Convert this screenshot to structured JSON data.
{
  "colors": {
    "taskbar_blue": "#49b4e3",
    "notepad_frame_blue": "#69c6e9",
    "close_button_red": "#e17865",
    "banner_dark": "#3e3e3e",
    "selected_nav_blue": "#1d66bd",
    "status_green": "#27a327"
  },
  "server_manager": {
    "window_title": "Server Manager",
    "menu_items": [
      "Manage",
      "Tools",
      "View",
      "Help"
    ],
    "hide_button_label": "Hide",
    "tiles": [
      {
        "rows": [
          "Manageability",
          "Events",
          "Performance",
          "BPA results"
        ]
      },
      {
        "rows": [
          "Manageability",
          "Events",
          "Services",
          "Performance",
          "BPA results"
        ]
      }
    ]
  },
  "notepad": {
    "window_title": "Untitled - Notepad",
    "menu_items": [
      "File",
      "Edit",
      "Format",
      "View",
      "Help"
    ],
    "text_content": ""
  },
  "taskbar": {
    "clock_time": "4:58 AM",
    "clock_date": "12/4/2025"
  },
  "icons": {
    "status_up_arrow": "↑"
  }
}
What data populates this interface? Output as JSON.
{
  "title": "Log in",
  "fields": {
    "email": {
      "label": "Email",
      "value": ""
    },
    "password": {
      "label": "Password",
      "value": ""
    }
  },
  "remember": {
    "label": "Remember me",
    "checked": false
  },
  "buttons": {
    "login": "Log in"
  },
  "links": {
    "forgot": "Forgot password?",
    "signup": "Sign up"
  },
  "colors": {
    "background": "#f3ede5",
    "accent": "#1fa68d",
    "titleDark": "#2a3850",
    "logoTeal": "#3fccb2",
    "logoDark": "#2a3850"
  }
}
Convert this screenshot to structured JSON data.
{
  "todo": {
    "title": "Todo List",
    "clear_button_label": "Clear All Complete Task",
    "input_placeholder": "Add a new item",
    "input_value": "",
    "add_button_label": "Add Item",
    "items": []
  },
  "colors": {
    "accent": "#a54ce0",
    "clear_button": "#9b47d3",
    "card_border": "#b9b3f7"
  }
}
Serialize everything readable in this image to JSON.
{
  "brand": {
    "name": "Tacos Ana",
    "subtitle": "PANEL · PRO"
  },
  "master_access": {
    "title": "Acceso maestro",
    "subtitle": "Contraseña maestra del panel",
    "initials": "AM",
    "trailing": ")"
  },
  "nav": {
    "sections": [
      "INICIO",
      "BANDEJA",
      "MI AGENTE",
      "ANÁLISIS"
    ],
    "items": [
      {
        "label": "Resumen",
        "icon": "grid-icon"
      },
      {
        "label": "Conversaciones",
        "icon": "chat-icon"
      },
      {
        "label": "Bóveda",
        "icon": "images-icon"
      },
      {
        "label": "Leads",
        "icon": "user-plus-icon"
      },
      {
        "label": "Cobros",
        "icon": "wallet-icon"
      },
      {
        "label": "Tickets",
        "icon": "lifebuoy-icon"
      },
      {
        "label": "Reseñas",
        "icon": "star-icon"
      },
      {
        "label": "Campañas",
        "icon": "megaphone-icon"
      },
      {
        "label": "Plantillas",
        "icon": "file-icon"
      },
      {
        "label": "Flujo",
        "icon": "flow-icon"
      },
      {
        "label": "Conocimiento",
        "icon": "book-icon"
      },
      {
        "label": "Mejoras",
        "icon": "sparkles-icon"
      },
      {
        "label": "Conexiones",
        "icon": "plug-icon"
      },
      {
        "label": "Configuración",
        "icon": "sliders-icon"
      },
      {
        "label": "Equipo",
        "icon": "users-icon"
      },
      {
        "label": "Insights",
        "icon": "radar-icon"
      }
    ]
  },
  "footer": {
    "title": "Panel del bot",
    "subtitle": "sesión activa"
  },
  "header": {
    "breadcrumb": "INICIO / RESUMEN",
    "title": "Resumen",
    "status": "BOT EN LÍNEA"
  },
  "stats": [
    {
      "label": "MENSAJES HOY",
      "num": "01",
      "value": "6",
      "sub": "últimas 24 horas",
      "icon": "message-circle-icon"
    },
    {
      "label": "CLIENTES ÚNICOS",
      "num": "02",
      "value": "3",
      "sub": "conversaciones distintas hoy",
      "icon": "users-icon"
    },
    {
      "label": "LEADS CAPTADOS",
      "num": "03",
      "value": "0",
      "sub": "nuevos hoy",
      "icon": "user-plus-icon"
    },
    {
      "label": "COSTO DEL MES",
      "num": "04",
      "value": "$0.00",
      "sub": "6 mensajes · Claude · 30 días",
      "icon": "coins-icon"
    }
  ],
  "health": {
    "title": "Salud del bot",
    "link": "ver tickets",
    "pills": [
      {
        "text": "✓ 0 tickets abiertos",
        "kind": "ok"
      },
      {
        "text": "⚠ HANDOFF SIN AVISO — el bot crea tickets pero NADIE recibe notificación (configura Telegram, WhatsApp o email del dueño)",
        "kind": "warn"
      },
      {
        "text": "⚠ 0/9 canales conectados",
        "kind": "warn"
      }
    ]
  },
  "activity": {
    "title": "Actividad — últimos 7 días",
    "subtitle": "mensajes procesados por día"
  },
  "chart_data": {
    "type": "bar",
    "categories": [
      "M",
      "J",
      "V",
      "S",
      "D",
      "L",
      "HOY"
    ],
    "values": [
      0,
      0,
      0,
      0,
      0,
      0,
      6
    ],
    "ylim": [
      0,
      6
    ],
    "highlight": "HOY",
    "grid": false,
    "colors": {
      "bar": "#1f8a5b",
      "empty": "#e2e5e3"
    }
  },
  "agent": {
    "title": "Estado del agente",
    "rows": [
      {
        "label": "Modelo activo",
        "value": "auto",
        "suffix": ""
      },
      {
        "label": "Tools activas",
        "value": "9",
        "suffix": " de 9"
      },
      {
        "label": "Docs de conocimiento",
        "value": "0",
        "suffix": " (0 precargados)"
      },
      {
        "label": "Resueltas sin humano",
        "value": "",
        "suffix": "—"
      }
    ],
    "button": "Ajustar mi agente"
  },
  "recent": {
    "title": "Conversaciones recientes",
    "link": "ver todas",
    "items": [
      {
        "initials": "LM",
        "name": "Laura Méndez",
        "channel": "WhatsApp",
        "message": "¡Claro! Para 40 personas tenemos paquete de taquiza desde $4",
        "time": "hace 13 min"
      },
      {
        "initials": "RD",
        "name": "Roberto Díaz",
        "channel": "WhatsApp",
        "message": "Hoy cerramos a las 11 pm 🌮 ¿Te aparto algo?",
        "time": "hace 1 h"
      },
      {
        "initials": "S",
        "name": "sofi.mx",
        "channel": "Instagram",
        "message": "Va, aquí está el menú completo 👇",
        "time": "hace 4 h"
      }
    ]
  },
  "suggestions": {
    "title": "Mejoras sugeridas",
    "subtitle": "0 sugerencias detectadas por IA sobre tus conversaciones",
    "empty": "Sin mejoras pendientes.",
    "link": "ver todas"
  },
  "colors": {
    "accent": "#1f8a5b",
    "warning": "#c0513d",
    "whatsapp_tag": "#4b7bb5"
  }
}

[Job]
Copy down the whole of the data above, matching it exactly.

[Solution to this exercise]
Convert this screenshot to structured JSON data.
{
  "colors": {
    "taskbar_blue": "#49b4e3",
    "notepad_frame_blue": "#69c6e9",
    "close_button_red": "#e17865",
    "banner_dark": "#3e3e3e",
    "selected_nav_blue": "#1d66bd",
    "status_green": "#27a327"
  },
  "server_manager": {
    "window_title": "Server Manager",
    "menu_items": [
      "Manage",
      "Tools",
      "View",
      "Help"
    ],
    "hide_button_label": "Hide",
    "tiles": [
      {
        "rows": [
          "Manageability",
          "Events",
          "Performance",
          "BPA results"
        ]
      },
      {
        "rows": [
          "Manageability",
          "Events",
          "Services",
          "Performance",
          "BPA results"
        ]
      }
    ]
  },
  "notepad": {
    "window_title": "Untitled - Notepad",
    "menu_items": [
      "File",
      "Edit",
      "Format",
      "View",
      "Help"
    ],
    "text_content": ""
  },
  "taskbar": {
    "clock_time": "4:58 AM",
    "clock_date": "12/4/2025"
  },
  "icons": {
    "status_up_arrow": "↑"
  }
}
What data populates this interface? Output as JSON.
{
  "title": "Log in",
  "fields": {
    "email": {
      "label": "Email",
      "value": ""
    },
    "password": {
      "label": "Password",
      "value": ""
    }
  },
  "remember": {
    "label": "Remember me",
    "checked": false
  },
  "buttons": {
    "login": "Log in"
  },
  "links": {
    "forgot": "Forgot password?",
    "signup": "Sign up"
  },
  "colors": {
    "background": "#f3ede5",
    "accent": "#1fa68d",
    "titleDark": "#2a3850",
    "logoTeal": "#3fccb2",
    "logoDark": "#2a3850"
  }
}
Convert this screenshot to structured JSON data.
{
  "todo": {
    "title": "Todo List",
    "clear_button_label": "Clear All Complete Task",
    "input_placeholder": "Add a new item",
    "input_value": "",
    "add_button_label": "Add Item",
    "items": []
  },
  "colors": {
    "accent": "#a54ce0",
    "clear_button": "#9b47d3",
    "card_border": "#b9b3f7"
  }
}
Serialize everything readable in this image to JSON.
{
  "brand": {
    "name": "Tacos Ana",
    "subtitle": "PANEL · PRO"
  },
  "master_access": {
    "title": "Acceso maestro",
    "subtitle": "Contraseña maestra del panel",
    "initials": "AM",
    "trailing": ")"
  },
  "nav": {
    "sections": [
      "INICIO",
      "BANDEJA",
      "MI AGENTE",
      "ANÁLISIS"
    ],
    "items": [
      {
        "label": "Resumen",
        "icon": "grid-icon"
      },
      {
        "label": "Conversaciones",
        "icon": "chat-icon"
      },
      {
        "label": "Bóveda",
        "icon": "images-icon"
      },
      {
        "label": "Leads",
        "icon": "user-plus-icon"
      },
      {
        "label": "Cobros",
        "icon": "wallet-icon"
      },
      {
        "label": "Tickets",
        "icon": "lifebuoy-icon"
      },
      {
        "label": "Reseñas",
        "icon": "star-icon"
      },
      {
        "label": "Campañas",
        "icon": "megaphone-icon"
      },
      {
        "label": "Plantillas",
        "icon": "file-icon"
      },
      {
        "label": "Flujo",
        "icon": "flow-icon"
      },
      {
        "label": "Conocimiento",
        "icon": "book-icon"
      },
      {
        "label": "Mejoras",
        "icon": "sparkles-icon"
      },
      {
        "label": "Conexiones",
        "icon": "plug-icon"
      },
      {
        "label": "Configuración",
        "icon": "sliders-icon"
      },
      {
        "label": "Equipo",
        "icon": "users-icon"
      },
      {
        "label": "Insights",
        "icon": "radar-icon"
      }
    ]
  },
  "footer": {
    "title": "Panel del bot",
    "subtitle": "sesión activa"
  },
  "header": {
    "breadcrumb": "INICIO / RESUMEN",
    "title": "Resumen",
    "status": "BOT EN LÍNEA"
  },
  "stats": [
    {
      "label": "MENSAJES HOY",
      "num": "01",
      "value": "6",
      "sub": "últimas 24 horas",
      "icon": "message-circle-icon"
    },
    {
      "label": "CLIENTES ÚNICOS",
      "num": "02",
      "value": "3",
      "sub": "conversaciones distintas hoy",
      "icon": "users-icon"
    },
    {
      "label": "LEADS CAPTADOS",
      "num": "03",
      "value": "0",
      "sub": "nuevos hoy",
      "icon": "user-plus-icon"
    },
    {
      "label": "COSTO DEL MES",
      "num": "04",
      "value": "$0.00",
      "sub": "6 mensajes · Claude · 30 días",
      "icon": "coins-icon"
    }
  ],
  "health": {
    "title": "Salud del bot",
    "link": "ver tickets",
    "pills": [
      {
        "text": "✓ 0 tickets abiertos",
        "kind": "ok"
      },
      {
        "text": "⚠ HANDOFF SIN AVISO — el bot crea tickets pero NADIE recibe notificación (configura Telegram, WhatsApp o email del dueño)",
        "kind": "warn"
      },
      {
        "text": "⚠ 0/9 canales conectados",
        "kind": "warn"
      }
    ]
  },
  "activity": {
    "title": "Actividad — últimos 7 días",
    "subtitle": "mensajes procesados por día"
  },
  "chart_data": {
    "type": "bar",
    "categories": [
      "M",
      "J",
      "V",
      "S",
      "D",
      "L",
      "HOY"
    ],
    "values": [
      0,
      0,
      0,
      0,
      0,
      0,
      6
    ],
    "ylim": [
      0,
      6
    ],
    "highlight": "HOY",
    "grid": false,
    "colors": {
      "bar": "#1f8a5b",
      "empty": "#e2e5e3"
    }
  },
  "agent": {
    "title": "Estado del agente",
    "rows": [
      {
        "label": "Modelo activo",
        "value": "auto",
        "suffix": ""
      },
      {
        "label": "Tools activas",
        "value": "9",
        "suffix": " de 9"
      },
      {
        "label": "Docs de conocimiento",
        "value": "0",
        "suffix": " (0 precargados)"
      },
      {
        "label": "Resueltas sin humano",
        "value": "",
        "suffix": "—"
      }
    ],
    "button": "Ajustar mi agente"
  },
  "recent": {
    "title": "Conversaciones recientes",
    "link": "ver todas",
    "items": [
      {
        "initials": "LM",
        "name": "Laura Méndez",
        "channel": "WhatsApp",
        "message": "¡Claro! Para 40 personas tenemos paquete de taquiza desde $4",
        "time": "hace 13 min"
      },
      {
        "initials": "RD",
        "name": "Roberto Díaz",
        "channel": "WhatsApp",
        "message": "Hoy cerramos a las 11 pm 🌮 ¿Te aparto algo?",
        "time": "hace 1 h"
      },
      {
        "initials": "S",
        "name": "sofi.mx",
        "channel": "Instagram",
        "message": "Va, aquí está el menú completo 👇",
        "time": "hace 4 h"
      }
    ]
  },
  "suggestions": {
    "title": "Mejoras sugeridas",
    "subtitle": "0 sugerencias detectadas por IA sobre tus conversaciones",
    "empty": "Sin mejoras pendientes.",
    "link": "ver todas"
  },
  "colors": {
    "accent": "#1f8a5b",
    "warning": "#c0513d",
    "whatsapp_tag": "#4b7bb5"
  }
}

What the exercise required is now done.